◆ TO BE DONE: State how many lines contain the string "this", and write nothing else.

===== STORED DATA =====

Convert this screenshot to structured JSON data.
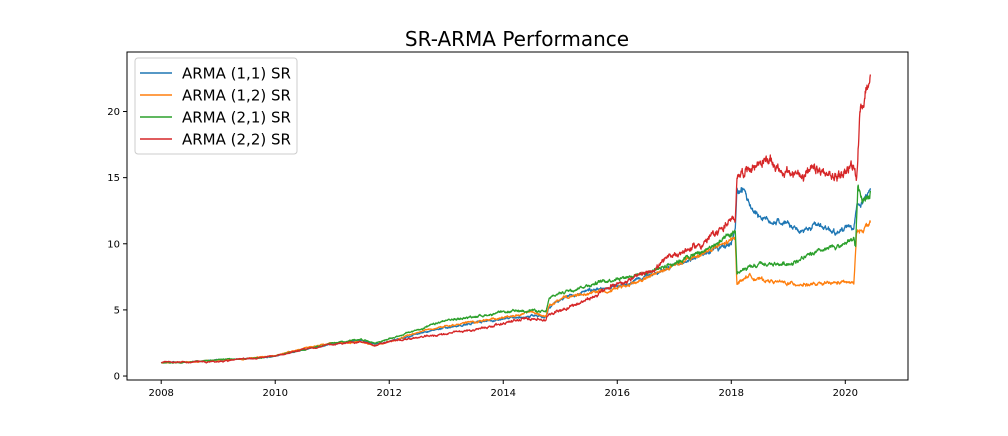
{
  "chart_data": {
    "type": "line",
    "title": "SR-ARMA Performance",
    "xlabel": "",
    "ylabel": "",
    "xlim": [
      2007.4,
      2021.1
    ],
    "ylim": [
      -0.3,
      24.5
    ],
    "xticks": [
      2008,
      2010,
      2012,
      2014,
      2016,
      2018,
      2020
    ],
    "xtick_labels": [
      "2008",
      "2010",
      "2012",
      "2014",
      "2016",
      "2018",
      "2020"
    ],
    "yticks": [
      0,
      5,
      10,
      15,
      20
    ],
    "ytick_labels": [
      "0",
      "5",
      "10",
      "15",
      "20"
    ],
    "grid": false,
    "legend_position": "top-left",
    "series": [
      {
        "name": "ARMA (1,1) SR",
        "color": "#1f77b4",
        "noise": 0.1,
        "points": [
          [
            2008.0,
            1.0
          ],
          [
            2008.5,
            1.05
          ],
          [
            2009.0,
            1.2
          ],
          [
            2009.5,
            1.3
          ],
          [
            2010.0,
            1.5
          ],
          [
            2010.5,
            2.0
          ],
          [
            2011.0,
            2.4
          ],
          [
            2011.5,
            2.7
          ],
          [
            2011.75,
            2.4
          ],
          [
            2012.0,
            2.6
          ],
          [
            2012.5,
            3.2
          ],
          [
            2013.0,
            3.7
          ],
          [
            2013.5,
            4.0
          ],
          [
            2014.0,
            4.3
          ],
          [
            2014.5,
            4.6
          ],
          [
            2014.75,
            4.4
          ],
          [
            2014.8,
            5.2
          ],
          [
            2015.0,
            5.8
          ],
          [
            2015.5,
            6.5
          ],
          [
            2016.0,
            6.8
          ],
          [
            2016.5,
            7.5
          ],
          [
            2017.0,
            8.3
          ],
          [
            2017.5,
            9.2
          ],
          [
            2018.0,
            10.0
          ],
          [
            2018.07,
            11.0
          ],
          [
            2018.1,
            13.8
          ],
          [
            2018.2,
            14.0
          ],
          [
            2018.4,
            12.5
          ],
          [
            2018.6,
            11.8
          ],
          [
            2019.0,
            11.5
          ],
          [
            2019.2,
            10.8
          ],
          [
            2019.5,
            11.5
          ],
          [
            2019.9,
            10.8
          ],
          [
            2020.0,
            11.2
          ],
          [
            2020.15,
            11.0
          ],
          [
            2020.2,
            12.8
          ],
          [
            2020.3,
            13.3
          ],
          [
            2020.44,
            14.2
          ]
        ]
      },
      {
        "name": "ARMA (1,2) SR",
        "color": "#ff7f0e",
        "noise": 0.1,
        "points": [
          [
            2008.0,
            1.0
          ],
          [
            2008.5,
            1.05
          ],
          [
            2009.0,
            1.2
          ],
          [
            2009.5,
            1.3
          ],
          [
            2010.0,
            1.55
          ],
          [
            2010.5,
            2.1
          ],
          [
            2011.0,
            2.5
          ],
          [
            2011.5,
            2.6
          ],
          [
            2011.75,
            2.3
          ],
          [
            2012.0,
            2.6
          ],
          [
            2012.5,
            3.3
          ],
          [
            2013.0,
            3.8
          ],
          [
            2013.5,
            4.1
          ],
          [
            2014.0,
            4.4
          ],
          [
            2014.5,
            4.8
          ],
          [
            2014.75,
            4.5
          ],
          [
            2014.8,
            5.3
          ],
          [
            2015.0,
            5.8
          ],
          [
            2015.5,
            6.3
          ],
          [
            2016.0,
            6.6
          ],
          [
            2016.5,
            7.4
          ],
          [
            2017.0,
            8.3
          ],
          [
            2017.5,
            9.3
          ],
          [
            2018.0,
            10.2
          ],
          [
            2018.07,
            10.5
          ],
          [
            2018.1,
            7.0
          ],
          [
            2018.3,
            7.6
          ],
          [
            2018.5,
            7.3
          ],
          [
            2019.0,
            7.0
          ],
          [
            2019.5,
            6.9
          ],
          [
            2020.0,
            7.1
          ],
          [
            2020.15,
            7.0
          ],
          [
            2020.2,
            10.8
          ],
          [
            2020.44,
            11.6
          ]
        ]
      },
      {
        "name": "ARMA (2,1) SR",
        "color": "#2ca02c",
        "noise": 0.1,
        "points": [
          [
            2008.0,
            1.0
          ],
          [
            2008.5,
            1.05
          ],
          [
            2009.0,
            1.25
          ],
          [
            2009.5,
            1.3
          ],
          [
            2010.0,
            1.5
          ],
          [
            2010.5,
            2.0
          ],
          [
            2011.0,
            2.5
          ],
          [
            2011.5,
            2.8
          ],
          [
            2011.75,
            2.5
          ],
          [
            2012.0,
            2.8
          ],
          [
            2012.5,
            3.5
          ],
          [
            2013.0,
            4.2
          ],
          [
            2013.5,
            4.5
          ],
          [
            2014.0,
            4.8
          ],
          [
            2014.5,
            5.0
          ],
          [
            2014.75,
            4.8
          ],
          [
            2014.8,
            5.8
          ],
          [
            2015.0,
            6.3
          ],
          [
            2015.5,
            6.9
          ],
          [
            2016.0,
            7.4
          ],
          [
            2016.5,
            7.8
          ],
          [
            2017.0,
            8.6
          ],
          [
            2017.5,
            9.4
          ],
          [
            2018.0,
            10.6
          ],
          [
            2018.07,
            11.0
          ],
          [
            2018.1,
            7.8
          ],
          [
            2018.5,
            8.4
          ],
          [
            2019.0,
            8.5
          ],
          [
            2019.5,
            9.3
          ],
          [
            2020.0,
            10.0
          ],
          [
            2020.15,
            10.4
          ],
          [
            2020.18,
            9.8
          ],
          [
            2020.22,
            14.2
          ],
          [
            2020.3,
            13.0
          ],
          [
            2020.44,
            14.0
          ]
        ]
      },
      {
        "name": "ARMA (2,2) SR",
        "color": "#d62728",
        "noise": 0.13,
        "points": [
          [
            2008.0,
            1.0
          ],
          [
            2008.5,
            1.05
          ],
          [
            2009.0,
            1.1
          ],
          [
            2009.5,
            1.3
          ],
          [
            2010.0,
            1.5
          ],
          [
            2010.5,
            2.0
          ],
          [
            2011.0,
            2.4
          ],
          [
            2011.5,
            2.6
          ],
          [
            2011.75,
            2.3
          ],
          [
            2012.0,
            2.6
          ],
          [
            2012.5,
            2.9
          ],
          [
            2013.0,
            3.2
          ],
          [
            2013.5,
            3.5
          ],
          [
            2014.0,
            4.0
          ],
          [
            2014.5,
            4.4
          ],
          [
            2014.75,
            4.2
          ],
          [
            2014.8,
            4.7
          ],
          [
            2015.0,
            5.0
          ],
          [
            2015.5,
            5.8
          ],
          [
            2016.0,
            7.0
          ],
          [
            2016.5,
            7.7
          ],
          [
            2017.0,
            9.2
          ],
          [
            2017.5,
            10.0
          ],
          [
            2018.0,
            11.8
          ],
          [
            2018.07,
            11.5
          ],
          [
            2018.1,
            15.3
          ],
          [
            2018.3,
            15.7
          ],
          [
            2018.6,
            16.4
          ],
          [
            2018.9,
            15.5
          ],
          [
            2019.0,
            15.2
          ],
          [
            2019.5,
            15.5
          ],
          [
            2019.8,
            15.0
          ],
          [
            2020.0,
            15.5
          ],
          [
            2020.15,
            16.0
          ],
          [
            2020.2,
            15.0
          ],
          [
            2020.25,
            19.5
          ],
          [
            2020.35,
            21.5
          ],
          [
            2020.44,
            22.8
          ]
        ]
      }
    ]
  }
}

=====
===== STORED DATA =====

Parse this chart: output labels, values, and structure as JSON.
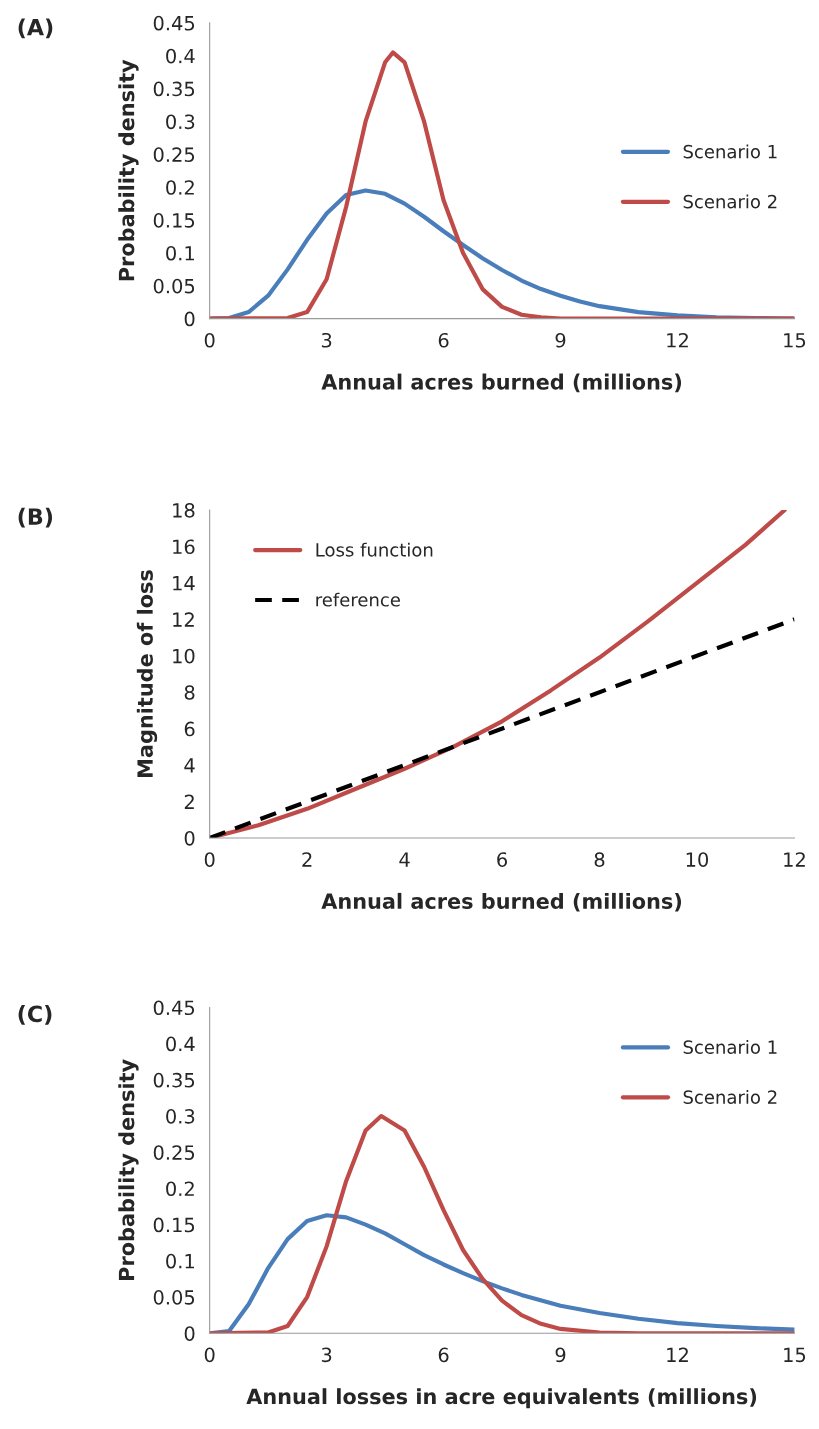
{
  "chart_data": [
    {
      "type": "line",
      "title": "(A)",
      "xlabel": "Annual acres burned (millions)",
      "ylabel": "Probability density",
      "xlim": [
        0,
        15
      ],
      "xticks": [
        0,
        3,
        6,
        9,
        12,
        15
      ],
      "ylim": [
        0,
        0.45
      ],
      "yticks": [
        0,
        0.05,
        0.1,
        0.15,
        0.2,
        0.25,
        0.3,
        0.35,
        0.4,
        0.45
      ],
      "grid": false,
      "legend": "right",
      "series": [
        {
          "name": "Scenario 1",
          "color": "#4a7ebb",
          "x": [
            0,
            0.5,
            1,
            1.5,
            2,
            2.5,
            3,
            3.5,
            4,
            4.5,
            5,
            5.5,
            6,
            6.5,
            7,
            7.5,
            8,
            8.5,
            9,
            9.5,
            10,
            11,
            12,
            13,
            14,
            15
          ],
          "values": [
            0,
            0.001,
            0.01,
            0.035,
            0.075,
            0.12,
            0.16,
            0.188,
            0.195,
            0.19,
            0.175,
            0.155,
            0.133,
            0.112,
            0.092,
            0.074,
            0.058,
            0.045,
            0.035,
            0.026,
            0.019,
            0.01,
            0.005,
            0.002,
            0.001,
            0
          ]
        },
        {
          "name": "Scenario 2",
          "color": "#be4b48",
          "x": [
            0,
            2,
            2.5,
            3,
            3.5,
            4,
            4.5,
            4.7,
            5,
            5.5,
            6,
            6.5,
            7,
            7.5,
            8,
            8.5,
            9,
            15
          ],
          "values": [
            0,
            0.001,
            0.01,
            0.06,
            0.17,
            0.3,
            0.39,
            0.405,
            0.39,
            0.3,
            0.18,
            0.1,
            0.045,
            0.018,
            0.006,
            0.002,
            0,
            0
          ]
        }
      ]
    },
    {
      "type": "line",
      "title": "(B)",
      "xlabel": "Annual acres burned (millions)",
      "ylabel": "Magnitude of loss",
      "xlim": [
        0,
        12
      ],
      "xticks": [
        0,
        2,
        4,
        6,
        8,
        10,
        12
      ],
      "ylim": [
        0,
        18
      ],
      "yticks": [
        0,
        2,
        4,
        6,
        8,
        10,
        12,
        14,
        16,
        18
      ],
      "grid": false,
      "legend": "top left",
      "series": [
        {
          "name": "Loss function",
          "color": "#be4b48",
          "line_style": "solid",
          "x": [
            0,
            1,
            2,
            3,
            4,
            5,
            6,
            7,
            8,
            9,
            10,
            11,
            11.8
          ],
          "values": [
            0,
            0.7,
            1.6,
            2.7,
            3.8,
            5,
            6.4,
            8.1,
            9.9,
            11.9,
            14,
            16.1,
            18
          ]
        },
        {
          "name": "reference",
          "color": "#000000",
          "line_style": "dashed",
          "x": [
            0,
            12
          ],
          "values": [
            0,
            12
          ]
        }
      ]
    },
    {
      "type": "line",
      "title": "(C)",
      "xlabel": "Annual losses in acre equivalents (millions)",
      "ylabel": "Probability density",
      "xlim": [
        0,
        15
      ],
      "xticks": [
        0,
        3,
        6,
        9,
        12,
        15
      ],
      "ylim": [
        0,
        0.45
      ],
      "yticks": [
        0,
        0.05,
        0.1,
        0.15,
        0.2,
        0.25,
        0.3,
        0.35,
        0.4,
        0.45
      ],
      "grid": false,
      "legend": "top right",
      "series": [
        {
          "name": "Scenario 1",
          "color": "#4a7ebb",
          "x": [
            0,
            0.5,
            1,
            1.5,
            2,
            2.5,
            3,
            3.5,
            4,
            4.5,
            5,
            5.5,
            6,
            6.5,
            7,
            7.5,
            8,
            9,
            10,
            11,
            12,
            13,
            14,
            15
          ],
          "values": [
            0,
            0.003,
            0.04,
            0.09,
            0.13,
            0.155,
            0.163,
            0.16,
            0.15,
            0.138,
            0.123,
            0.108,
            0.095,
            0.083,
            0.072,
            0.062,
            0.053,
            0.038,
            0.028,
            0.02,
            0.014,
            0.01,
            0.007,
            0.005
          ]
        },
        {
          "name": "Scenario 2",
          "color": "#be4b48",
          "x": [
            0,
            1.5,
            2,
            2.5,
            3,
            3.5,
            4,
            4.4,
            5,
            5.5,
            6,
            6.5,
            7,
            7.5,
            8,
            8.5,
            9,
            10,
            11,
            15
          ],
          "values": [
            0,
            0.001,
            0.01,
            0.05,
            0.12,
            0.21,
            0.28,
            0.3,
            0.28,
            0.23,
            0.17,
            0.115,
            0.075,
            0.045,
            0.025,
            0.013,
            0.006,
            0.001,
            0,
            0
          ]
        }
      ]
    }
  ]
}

=====

◆ ANSWER TO THE PROBLEM: 2